__The problem__. Repeat every entry word for word, skipping the pictures.

__Entries shown__.
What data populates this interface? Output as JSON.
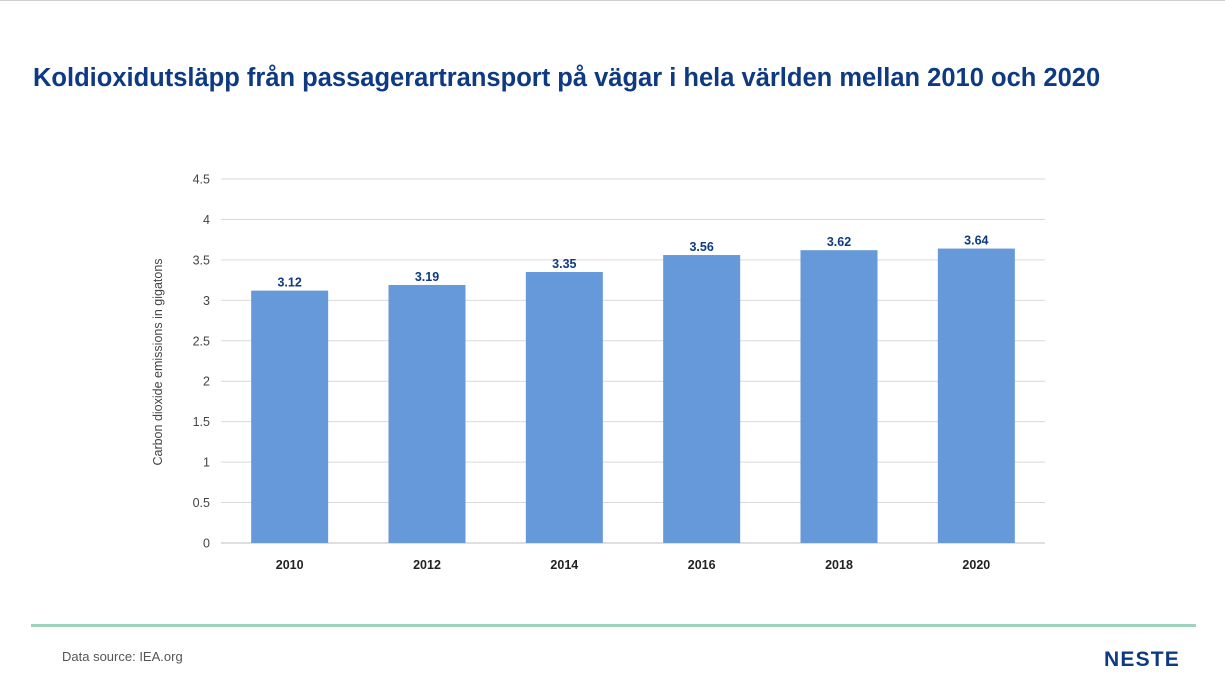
{
  "title": "Koldioxidutsläpp från passagerartransport på vägar i hela världen mellan 2010 och 2020",
  "source": "Data source: IEA.org",
  "logo_text": "NESTE",
  "colors": {
    "title": "#0e3a84",
    "bar": "#6699d9",
    "value_label": "#0e3a84",
    "grid": "#d9d9d9",
    "divider": "#9dd3bd"
  },
  "chart_data": {
    "type": "bar",
    "categories": [
      "2010",
      "2012",
      "2014",
      "2016",
      "2018",
      "2020"
    ],
    "values": [
      3.12,
      3.19,
      3.35,
      3.56,
      3.62,
      3.64
    ],
    "data_labels": [
      "3.12",
      "3.19",
      "3.35",
      "3.56",
      "3.62",
      "3.64"
    ],
    "ylabel": "Carbon dioxide emissions in gigatons",
    "ylim": [
      0,
      4.5
    ],
    "yticks": [
      "0",
      "0.5",
      "1",
      "1.5",
      "2",
      "2.5",
      "3",
      "3.5",
      "4",
      "4.5"
    ],
    "ytick_values": [
      0,
      0.5,
      1,
      1.5,
      2,
      2.5,
      3,
      3.5,
      4,
      4.5
    ],
    "grid": true,
    "legend": "none"
  }
}
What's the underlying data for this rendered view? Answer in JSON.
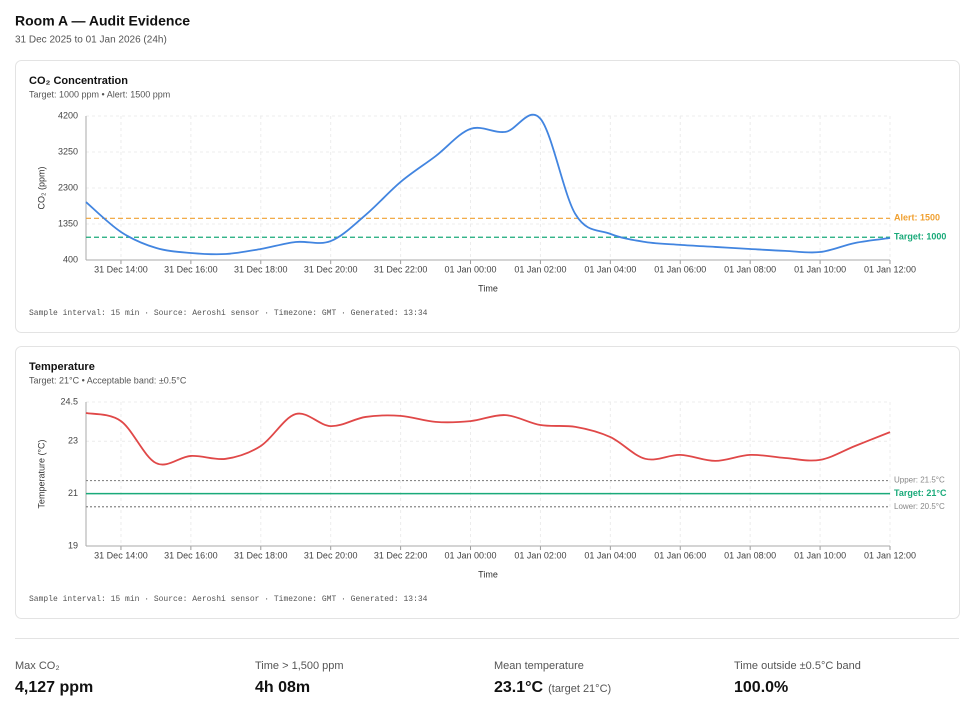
{
  "header": {
    "title": "Room A — Audit Evidence",
    "subtitle": "31 Dec 2025 to 01 Jan 2026 (24h)"
  },
  "chart_data": [
    {
      "type": "line",
      "title": "CO₂ Concentration",
      "subtitle": "Target: 1000 ppm • Alert: 1500 ppm",
      "xlabel": "Time",
      "ylabel": "CO₂ (ppm)",
      "x": [
        "31 Dec 13:00",
        "31 Dec 14:00",
        "31 Dec 15:00",
        "31 Dec 16:00",
        "31 Dec 17:00",
        "31 Dec 18:00",
        "31 Dec 19:00",
        "31 Dec 20:00",
        "31 Dec 21:00",
        "31 Dec 22:00",
        "31 Dec 23:00",
        "01 Jan 00:00",
        "01 Jan 01:00",
        "01 Jan 02:00",
        "01 Jan 03:00",
        "01 Jan 04:00",
        "01 Jan 05:00",
        "01 Jan 06:00",
        "01 Jan 07:00",
        "01 Jan 08:00",
        "01 Jan 09:00",
        "01 Jan 10:00",
        "01 Jan 11:00",
        "01 Jan 12:00"
      ],
      "values": [
        1930,
        1140,
        720,
        585,
        558,
        690,
        875,
        900,
        1590,
        2460,
        3140,
        3860,
        3780,
        4127,
        1610,
        1090,
        875,
        800,
        745,
        690,
        640,
        610,
        850,
        980
      ],
      "color": "#4285e0",
      "xlim": [
        "31 Dec 13:00",
        "01 Jan 12:00"
      ],
      "xticks": [
        "31 Dec 14:00",
        "31 Dec 16:00",
        "31 Dec 18:00",
        "31 Dec 20:00",
        "31 Dec 22:00",
        "01 Jan 00:00",
        "01 Jan 02:00",
        "01 Jan 04:00",
        "01 Jan 06:00",
        "01 Jan 08:00",
        "01 Jan 10:00",
        "01 Jan 12:00"
      ],
      "ylim": [
        400,
        4200
      ],
      "yticks": [
        400,
        1350,
        2300,
        3250,
        4200
      ],
      "grid": true,
      "reference_lines": [
        {
          "value": 1500,
          "label": "Alert: 1500",
          "color": "#f0a030",
          "style": "dashed",
          "bold": true
        },
        {
          "value": 1000,
          "label": "Target: 1000",
          "color": "#1aaa7a",
          "style": "dashed",
          "bold": true
        }
      ],
      "footnote": "Sample interval: 15 min · Source: Aeroshi sensor · Timezone: GMT · Generated: 13:34"
    },
    {
      "type": "line",
      "title": "Temperature",
      "subtitle": "Target: 21°C • Acceptable band: ±0.5°C",
      "xlabel": "Time",
      "ylabel": "Temperature (°C)",
      "x": [
        "31 Dec 13:00",
        "31 Dec 14:00",
        "31 Dec 15:00",
        "31 Dec 16:00",
        "31 Dec 17:00",
        "31 Dec 18:00",
        "31 Dec 19:00",
        "31 Dec 20:00",
        "31 Dec 21:00",
        "31 Dec 22:00",
        "31 Dec 23:00",
        "01 Jan 00:00",
        "01 Jan 01:00",
        "01 Jan 02:00",
        "01 Jan 03:00",
        "01 Jan 04:00",
        "01 Jan 05:00",
        "01 Jan 06:00",
        "01 Jan 07:00",
        "01 Jan 08:00",
        "01 Jan 09:00",
        "01 Jan 10:00",
        "01 Jan 11:00",
        "01 Jan 12:00"
      ],
      "values": [
        24.08,
        23.77,
        22.17,
        22.44,
        22.33,
        22.82,
        24.04,
        23.58,
        23.93,
        23.97,
        23.74,
        23.77,
        24.0,
        23.62,
        23.55,
        23.16,
        22.33,
        22.48,
        22.25,
        22.48,
        22.36,
        22.29,
        22.82,
        23.35
      ],
      "color": "#e04848",
      "xlim": [
        "31 Dec 13:00",
        "01 Jan 12:00"
      ],
      "xticks": [
        "31 Dec 14:00",
        "31 Dec 16:00",
        "31 Dec 18:00",
        "31 Dec 20:00",
        "31 Dec 22:00",
        "01 Jan 00:00",
        "01 Jan 02:00",
        "01 Jan 04:00",
        "01 Jan 06:00",
        "01 Jan 08:00",
        "01 Jan 10:00",
        "01 Jan 12:00"
      ],
      "ylim": [
        19,
        24.5
      ],
      "yticks": [
        19,
        21,
        23,
        24.5
      ],
      "grid": true,
      "reference_lines": [
        {
          "value": 21.5,
          "label": "Upper: 21.5°C",
          "color": "#888888",
          "style": "dotted",
          "bold": false
        },
        {
          "value": 21,
          "label": "Target: 21°C",
          "color": "#1aaa7a",
          "style": "solid",
          "bold": true
        },
        {
          "value": 20.5,
          "label": "Lower: 20.5°C",
          "color": "#888888",
          "style": "dotted",
          "bold": false
        }
      ],
      "footnote": "Sample interval: 15 min · Source: Aeroshi sensor · Timezone: GMT · Generated: 13:34"
    }
  ],
  "stats": [
    {
      "label": "Max CO₂",
      "value": "4,127 ppm"
    },
    {
      "label": "Time > 1,500 ppm",
      "value": "4h 08m"
    },
    {
      "label": "Mean temperature",
      "value": "23.1°C",
      "note": "(target 21°C)"
    },
    {
      "label": "Time outside ±0.5°C band",
      "value": "100.0%"
    }
  ]
}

__Response for this exercise__.
What data populates this interface? Output as JSON.
{
  "title": "Koldioxidutsläpp från passagerartransport på vägar i hela världen mellan 2010 och 2020",
  "source": "Data source: IEA.org",
  "logo_text": "NESTE",
  "colors": {
    "title": "#0e3a84",
    "bar": "#6699d9",
    "value_label": "#0e3a84",
    "grid": "#d9d9d9",
    "divider": "#9dd3bd"
  },
  "chart_data": {
    "type": "bar",
    "categories": [
      "2010",
      "2012",
      "2014",
      "2016",
      "2018",
      "2020"
    ],
    "values": [
      3.12,
      3.19,
      3.35,
      3.56,
      3.62,
      3.64
    ],
    "data_labels": [
      "3.12",
      "3.19",
      "3.35",
      "3.56",
      "3.62",
      "3.64"
    ],
    "ylabel": "Carbon dioxide emissions in gigatons",
    "ylim": [
      0,
      4.5
    ],
    "yticks": [
      "0",
      "0.5",
      "1",
      "1.5",
      "2",
      "2.5",
      "3",
      "3.5",
      "4",
      "4.5"
    ],
    "ytick_values": [
      0,
      0.5,
      1,
      1.5,
      2,
      2.5,
      3,
      3.5,
      4,
      4.5
    ],
    "grid": true,
    "legend": "none"
  }
}
What's the underlying data for this rendered view? Answer in JSON.
{
  "header": {
    "title": "Room A — Audit Evidence",
    "subtitle": "31 Dec 2025 to 01 Jan 2026 (24h)"
  },
  "chart_data": [
    {
      "type": "line",
      "title": "CO₂ Concentration",
      "subtitle": "Target: 1000 ppm • Alert: 1500 ppm",
      "xlabel": "Time",
      "ylabel": "CO₂ (ppm)",
      "x": [
        "31 Dec 13:00",
        "31 Dec 14:00",
        "31 Dec 15:00",
        "31 Dec 16:00",
        "31 Dec 17:00",
        "31 Dec 18:00",
        "31 Dec 19:00",
        "31 Dec 20:00",
        "31 Dec 21:00",
        "31 Dec 22:00",
        "31 Dec 23:00",
        "01 Jan 00:00",
        "01 Jan 01:00",
        "01 Jan 02:00",
        "01 Jan 03:00",
        "01 Jan 04:00",
        "01 Jan 05:00",
        "01 Jan 06:00",
        "01 Jan 07:00",
        "01 Jan 08:00",
        "01 Jan 09:00",
        "01 Jan 10:00",
        "01 Jan 11:00",
        "01 Jan 12:00"
      ],
      "values": [
        1930,
        1140,
        720,
        585,
        558,
        690,
        875,
        900,
        1590,
        2460,
        3140,
        3860,
        3780,
        4127,
        1610,
        1090,
        875,
        800,
        745,
        690,
        640,
        610,
        850,
        980
      ],
      "color": "#4285e0",
      "xlim": [
        "31 Dec 13:00",
        "01 Jan 12:00"
      ],
      "xticks": [
        "31 Dec 14:00",
        "31 Dec 16:00",
        "31 Dec 18:00",
        "31 Dec 20:00",
        "31 Dec 22:00",
        "01 Jan 00:00",
        "01 Jan 02:00",
        "01 Jan 04:00",
        "01 Jan 06:00",
        "01 Jan 08:00",
        "01 Jan 10:00",
        "01 Jan 12:00"
      ],
      "ylim": [
        400,
        4200
      ],
      "yticks": [
        400,
        1350,
        2300,
        3250,
        4200
      ],
      "grid": true,
      "reference_lines": [
        {
          "value": 1500,
          "label": "Alert: 1500",
          "color": "#f0a030",
          "style": "dashed",
          "bold": true
        },
        {
          "value": 1000,
          "label": "Target: 1000",
          "color": "#1aaa7a",
          "style": "dashed",
          "bold": true
        }
      ],
      "footnote": "Sample interval: 15 min · Source: Aeroshi sensor · Timezone: GMT · Generated: 13:34"
    },
    {
      "type": "line",
      "title": "Temperature",
      "subtitle": "Target: 21°C • Acceptable band: ±0.5°C",
      "xlabel": "Time",
      "ylabel": "Temperature (°C)",
      "x": [
        "31 Dec 13:00",
        "31 Dec 14:00",
        "31 Dec 15:00",
        "31 Dec 16:00",
        "31 Dec 17:00",
        "31 Dec 18:00",
        "31 Dec 19:00",
        "31 Dec 20:00",
        "31 Dec 21:00",
        "31 Dec 22:00",
        "31 Dec 23:00",
        "01 Jan 00:00",
        "01 Jan 01:00",
        "01 Jan 02:00",
        "01 Jan 03:00",
        "01 Jan 04:00",
        "01 Jan 05:00",
        "01 Jan 06:00",
        "01 Jan 07:00",
        "01 Jan 08:00",
        "01 Jan 09:00",
        "01 Jan 10:00",
        "01 Jan 11:00",
        "01 Jan 12:00"
      ],
      "values": [
        24.08,
        23.77,
        22.17,
        22.44,
        22.33,
        22.82,
        24.04,
        23.58,
        23.93,
        23.97,
        23.74,
        23.77,
        24.0,
        23.62,
        23.55,
        23.16,
        22.33,
        22.48,
        22.25,
        22.48,
        22.36,
        22.29,
        22.82,
        23.35
      ],
      "color": "#e04848",
      "xlim": [
        "31 Dec 13:00",
        "01 Jan 12:00"
      ],
      "xticks": [
        "31 Dec 14:00",
        "31 Dec 16:00",
        "31 Dec 18:00",
        "31 Dec 20:00",
        "31 Dec 22:00",
        "01 Jan 00:00",
        "01 Jan 02:00",
        "01 Jan 04:00",
        "01 Jan 06:00",
        "01 Jan 08:00",
        "01 Jan 10:00",
        "01 Jan 12:00"
      ],
      "ylim": [
        19,
        24.5
      ],
      "yticks": [
        19,
        21,
        23,
        24.5
      ],
      "grid": true,
      "reference_lines": [
        {
          "value": 21.5,
          "label": "Upper: 21.5°C",
          "color": "#888888",
          "style": "dotted",
          "bold": false
        },
        {
          "value": 21,
          "label": "Target: 21°C",
          "color": "#1aaa7a",
          "style": "solid",
          "bold": true
        },
        {
          "value": 20.5,
          "label": "Lower: 20.5°C",
          "color": "#888888",
          "style": "dotted",
          "bold": false
        }
      ],
      "footnote": "Sample interval: 15 min · Source: Aeroshi sensor · Timezone: GMT · Generated: 13:34"
    }
  ],
  "stats": [
    {
      "label": "Max CO₂",
      "value": "4,127 ppm"
    },
    {
      "label": "Time > 1,500 ppm",
      "value": "4h 08m"
    },
    {
      "label": "Mean temperature",
      "value": "23.1°C",
      "note": "(target 21°C)"
    },
    {
      "label": "Time outside ±0.5°C band",
      "value": "100.0%"
    }
  ]
}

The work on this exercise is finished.